:: Requirements ::
Repeat the material exactly, every line of it.

:: Dataset extract ::
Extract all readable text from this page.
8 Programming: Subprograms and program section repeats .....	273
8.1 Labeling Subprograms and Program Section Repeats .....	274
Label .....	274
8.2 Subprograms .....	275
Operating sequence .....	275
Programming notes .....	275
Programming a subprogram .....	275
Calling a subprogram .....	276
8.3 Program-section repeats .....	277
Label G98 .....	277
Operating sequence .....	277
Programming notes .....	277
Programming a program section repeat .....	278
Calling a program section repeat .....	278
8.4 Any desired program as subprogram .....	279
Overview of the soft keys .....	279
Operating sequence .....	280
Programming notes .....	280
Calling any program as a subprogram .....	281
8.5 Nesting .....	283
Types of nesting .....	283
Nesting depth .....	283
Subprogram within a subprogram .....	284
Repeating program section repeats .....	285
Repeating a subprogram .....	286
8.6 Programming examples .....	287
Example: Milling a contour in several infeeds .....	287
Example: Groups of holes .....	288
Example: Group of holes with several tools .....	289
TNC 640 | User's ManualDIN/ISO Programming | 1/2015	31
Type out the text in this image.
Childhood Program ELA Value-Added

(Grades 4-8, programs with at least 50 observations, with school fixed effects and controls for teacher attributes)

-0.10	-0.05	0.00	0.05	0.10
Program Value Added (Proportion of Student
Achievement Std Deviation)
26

:: Completed exercise ::
Extract all readable text from this page.
8 Programming: Subprograms and program section repeats .....	273
8.1 Labeling Subprograms and Program Section Repeats .....	274
Label .....	274
8.2 Subprograms .....	275
Operating sequence .....	275
Programming notes .....	275
Programming a subprogram .....	275
Calling a subprogram .....	276
8.3 Program-section repeats .....	277
Label G98 .....	277
Operating sequence .....	277
Programming notes .....	277
Programming a program section repeat .....	278
Calling a program section repeat .....	278
8.4 Any desired program as subprogram .....	279
Overview of the soft keys .....	279
Operating sequence .....	280
Programming notes .....	280
Calling any program as a subprogram .....	281
8.5 Nesting .....	283
Types of nesting .....	283
Nesting depth .....	283
Subprogram within a subprogram .....	284
Repeating program section repeats .....	285
Repeating a subprogram .....	286
8.6 Programming examples .....	287
Example: Milling a contour in several infeeds .....	287
Example: Groups of holes .....	288
Example: Group of holes with several tools .....	289
TNC 640 | User's ManualDIN/ISO Programming | 1/2015	31
Type out the text in this image.
Childhood Program ELA Value-Added

(Grades 4-8, programs with at least 50 observations, with school fixed effects and controls for teacher attributes)

-0.10	-0.05	0.00	0.05	0.10
Program Value Added (Proportion of Student
Achievement Std Deviation)
26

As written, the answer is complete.